Instructions to follow:
Copy the listing verbatim, excluding any images found in it.

Data extract:
┏━━
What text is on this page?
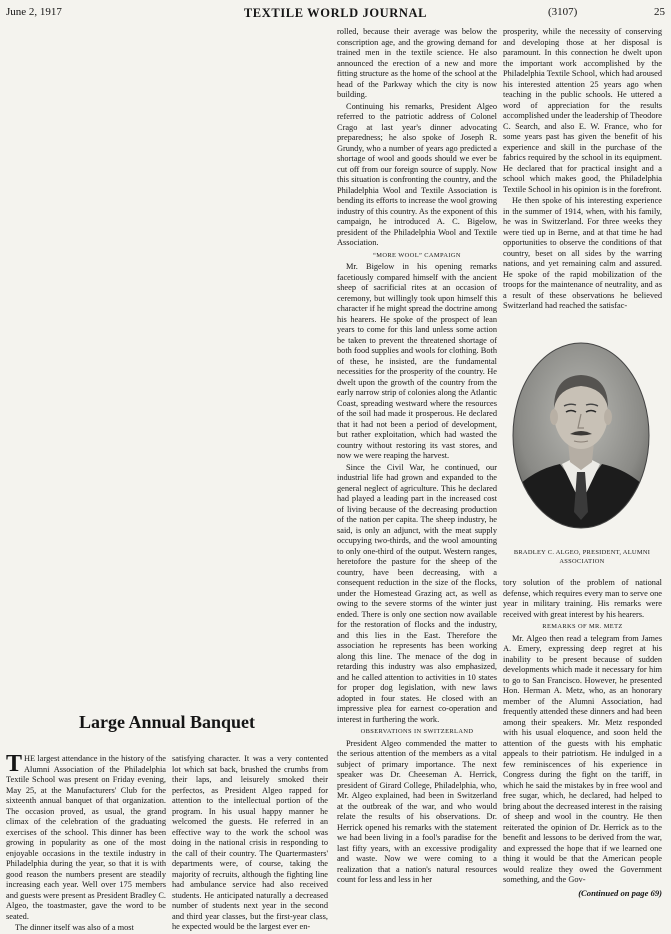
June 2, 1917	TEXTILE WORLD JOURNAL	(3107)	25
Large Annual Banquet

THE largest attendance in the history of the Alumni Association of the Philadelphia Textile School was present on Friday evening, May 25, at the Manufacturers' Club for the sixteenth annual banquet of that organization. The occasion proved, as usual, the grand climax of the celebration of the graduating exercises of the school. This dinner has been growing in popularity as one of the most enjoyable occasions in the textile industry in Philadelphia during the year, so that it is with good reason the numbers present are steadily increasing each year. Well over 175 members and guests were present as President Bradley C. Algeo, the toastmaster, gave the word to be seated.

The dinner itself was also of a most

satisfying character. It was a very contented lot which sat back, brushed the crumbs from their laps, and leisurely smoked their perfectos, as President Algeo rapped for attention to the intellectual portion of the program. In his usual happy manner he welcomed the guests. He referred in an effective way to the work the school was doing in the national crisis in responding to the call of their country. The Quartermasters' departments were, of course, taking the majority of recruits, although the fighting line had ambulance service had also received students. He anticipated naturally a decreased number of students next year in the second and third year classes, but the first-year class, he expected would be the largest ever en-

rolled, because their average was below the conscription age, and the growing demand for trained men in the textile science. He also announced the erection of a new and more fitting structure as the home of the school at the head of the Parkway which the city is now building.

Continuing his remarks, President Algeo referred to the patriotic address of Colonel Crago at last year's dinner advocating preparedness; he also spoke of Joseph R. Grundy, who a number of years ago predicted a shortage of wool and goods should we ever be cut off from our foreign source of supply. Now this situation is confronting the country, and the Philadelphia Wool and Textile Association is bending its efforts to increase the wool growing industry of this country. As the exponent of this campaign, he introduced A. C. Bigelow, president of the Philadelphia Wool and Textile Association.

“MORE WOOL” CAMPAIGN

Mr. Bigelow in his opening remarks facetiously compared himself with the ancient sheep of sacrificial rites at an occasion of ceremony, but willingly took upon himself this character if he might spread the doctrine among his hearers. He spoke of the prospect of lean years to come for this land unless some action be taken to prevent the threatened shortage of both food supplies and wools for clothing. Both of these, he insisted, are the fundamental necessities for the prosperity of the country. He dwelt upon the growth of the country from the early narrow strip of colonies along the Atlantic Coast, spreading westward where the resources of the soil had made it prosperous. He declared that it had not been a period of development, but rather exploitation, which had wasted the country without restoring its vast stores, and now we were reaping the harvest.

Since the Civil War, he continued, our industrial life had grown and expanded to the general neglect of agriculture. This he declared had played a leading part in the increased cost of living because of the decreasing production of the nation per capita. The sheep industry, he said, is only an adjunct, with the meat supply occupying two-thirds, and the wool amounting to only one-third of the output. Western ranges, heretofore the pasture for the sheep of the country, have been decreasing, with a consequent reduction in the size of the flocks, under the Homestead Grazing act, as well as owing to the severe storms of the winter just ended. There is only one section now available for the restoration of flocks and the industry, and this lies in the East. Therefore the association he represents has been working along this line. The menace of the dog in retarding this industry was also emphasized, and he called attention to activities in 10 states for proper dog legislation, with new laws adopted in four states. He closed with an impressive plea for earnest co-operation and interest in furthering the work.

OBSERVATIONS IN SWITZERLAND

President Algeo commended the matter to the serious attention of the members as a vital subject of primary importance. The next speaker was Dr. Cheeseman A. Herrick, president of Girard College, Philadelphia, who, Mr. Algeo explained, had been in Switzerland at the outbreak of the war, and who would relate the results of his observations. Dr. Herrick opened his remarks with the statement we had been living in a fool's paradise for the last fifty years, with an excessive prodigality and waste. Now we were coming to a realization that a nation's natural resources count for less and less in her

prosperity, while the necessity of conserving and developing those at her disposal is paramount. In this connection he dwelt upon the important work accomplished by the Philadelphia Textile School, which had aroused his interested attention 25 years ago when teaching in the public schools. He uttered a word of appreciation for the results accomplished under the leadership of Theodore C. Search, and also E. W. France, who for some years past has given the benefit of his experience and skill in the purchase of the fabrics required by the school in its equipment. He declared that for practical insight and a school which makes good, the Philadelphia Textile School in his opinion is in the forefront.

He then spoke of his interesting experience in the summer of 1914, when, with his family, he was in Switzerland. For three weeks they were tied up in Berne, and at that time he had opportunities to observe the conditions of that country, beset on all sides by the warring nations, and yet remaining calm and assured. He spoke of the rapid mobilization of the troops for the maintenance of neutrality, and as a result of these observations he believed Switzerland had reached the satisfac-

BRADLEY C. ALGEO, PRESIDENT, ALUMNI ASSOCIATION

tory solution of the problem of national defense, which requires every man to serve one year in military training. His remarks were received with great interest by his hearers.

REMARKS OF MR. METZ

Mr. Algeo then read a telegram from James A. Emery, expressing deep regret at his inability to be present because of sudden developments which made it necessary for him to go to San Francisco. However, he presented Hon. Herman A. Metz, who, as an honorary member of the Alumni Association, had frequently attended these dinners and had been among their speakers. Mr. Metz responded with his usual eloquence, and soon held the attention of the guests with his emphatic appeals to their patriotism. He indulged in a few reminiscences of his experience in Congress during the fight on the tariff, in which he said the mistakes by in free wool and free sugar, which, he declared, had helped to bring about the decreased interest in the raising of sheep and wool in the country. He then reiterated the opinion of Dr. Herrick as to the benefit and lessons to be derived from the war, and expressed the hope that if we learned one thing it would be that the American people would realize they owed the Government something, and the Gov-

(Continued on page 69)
┗━━
Written answer:
What text is on this page?
June 2, 1917	TEXTILE WORLD JOURNAL	(3107)	25
Large Annual Banquet

THE largest attendance in the history of the Alumni Association of the Philadelphia Textile School was present on Friday evening, May 25, at the Manufacturers' Club for the sixteenth annual banquet of that organization. The occasion proved, as usual, the grand climax of the celebration of the graduating exercises of the school. This dinner has been growing in popularity as one of the most enjoyable occasions in the textile industry in Philadelphia during the year, so that it is with good reason the numbers present are steadily increasing each year. Well over 175 members and guests were present as President Bradley C. Algeo, the toastmaster, gave the word to be seated.

The dinner itself was also of a most

satisfying character. It was a very contented lot which sat back, brushed the crumbs from their laps, and leisurely smoked their perfectos, as President Algeo rapped for attention to the intellectual portion of the program. In his usual happy manner he welcomed the guests. He referred in an effective way to the work the school was doing in the national crisis in responding to the call of their country. The Quartermasters' departments were, of course, taking the majority of recruits, although the fighting line had ambulance service had also received students. He anticipated naturally a decreased number of students next year in the second and third year classes, but the first-year class, he expected would be the largest ever en-

rolled, because their average was below the conscription age, and the growing demand for trained men in the textile science. He also announced the erection of a new and more fitting structure as the home of the school at the head of the Parkway which the city is now building.

Continuing his remarks, President Algeo referred to the patriotic address of Colonel Crago at last year's dinner advocating preparedness; he also spoke of Joseph R. Grundy, who a number of years ago predicted a shortage of wool and goods should we ever be cut off from our foreign source of supply. Now this situation is confronting the country, and the Philadelphia Wool and Textile Association is bending its efforts to increase the wool growing industry of this country. As the exponent of this campaign, he introduced A. C. Bigelow, president of the Philadelphia Wool and Textile Association.

“MORE WOOL” CAMPAIGN

Mr. Bigelow in his opening remarks facetiously compared himself with the ancient sheep of sacrificial rites at an occasion of ceremony, but willingly took upon himself this character if he might spread the doctrine among his hearers. He spoke of the prospect of lean years to come for this land unless some action be taken to prevent the threatened shortage of both food supplies and wools for clothing. Both of these, he insisted, are the fundamental necessities for the prosperity of the country. He dwelt upon the growth of the country from the early narrow strip of colonies along the Atlantic Coast, spreading westward where the resources of the soil had made it prosperous. He declared that it had not been a period of development, but rather exploitation, which had wasted the country without restoring its vast stores, and now we were reaping the harvest.

Since the Civil War, he continued, our industrial life had grown and expanded to the general neglect of agriculture. This he declared had played a leading part in the increased cost of living because of the decreasing production of the nation per capita. The sheep industry, he said, is only an adjunct, with the meat supply occupying two-thirds, and the wool amounting to only one-third of the output. Western ranges, heretofore the pasture for the sheep of the country, have been decreasing, with a consequent reduction in the size of the flocks, under the Homestead Grazing act, as well as owing to the severe storms of the winter just ended. There is only one section now available for the restoration of flocks and the industry, and this lies in the East. Therefore the association he represents has been working along this line. The menace of the dog in retarding this industry was also emphasized, and he called attention to activities in 10 states for proper dog legislation, with new laws adopted in four states. He closed with an impressive plea for earnest co-operation and interest in furthering the work.

OBSERVATIONS IN SWITZERLAND

President Algeo commended the matter to the serious attention of the members as a vital subject of primary importance. The next speaker was Dr. Cheeseman A. Herrick, president of Girard College, Philadelphia, who, Mr. Algeo explained, had been in Switzerland at the outbreak of the war, and who would relate the results of his observations. Dr. Herrick opened his remarks with the statement we had been living in a fool's paradise for the last fifty years, with an excessive prodigality and waste. Now we were coming to a realization that a nation's natural resources count for less and less in her

prosperity, while the necessity of conserving and developing those at her disposal is paramount. In this connection he dwelt upon the important work accomplished by the Philadelphia Textile School, which had aroused his interested attention 25 years ago when teaching in the public schools. He uttered a word of appreciation for the results accomplished under the leadership of Theodore C. Search, and also E. W. France, who for some years past has given the benefit of his experience and skill in the purchase of the fabrics required by the school in its equipment. He declared that for practical insight and a school which makes good, the Philadelphia Textile School in his opinion is in the forefront.

He then spoke of his interesting experience in the summer of 1914, when, with his family, he was in Switzerland. For three weeks they were tied up in Berne, and at that time he had opportunities to observe the conditions of that country, beset on all sides by the warring nations, and yet remaining calm and assured. He spoke of the rapid mobilization of the troops for the maintenance of neutrality, and as a result of these observations he believed Switzerland had reached the satisfac-

BRADLEY C. ALGEO, PRESIDENT, ALUMNI ASSOCIATION

tory solution of the problem of national defense, which requires every man to serve one year in military training. His remarks were received with great interest by his hearers.

REMARKS OF MR. METZ

Mr. Algeo then read a telegram from James A. Emery, expressing deep regret at his inability to be present because of sudden developments which made it necessary for him to go to San Francisco. However, he presented Hon. Herman A. Metz, who, as an honorary member of the Alumni Association, had frequently attended these dinners and had been among their speakers. Mr. Metz responded with his usual eloquence, and soon held the attention of the guests with his emphatic appeals to their patriotism. He indulged in a few reminiscences of his experience in Congress during the fight on the tariff, in which he said the mistakes by in free wool and free sugar, which, he declared, had helped to bring about the decreased interest in the raising of sheep and wool in the country. He then reiterated the opinion of Dr. Herrick as to the benefit and lessons to be derived from the war, and expressed the hope that if we learned one thing it would be that the American people would realize they owed the Government something, and the Gov-

(Continued on page 69)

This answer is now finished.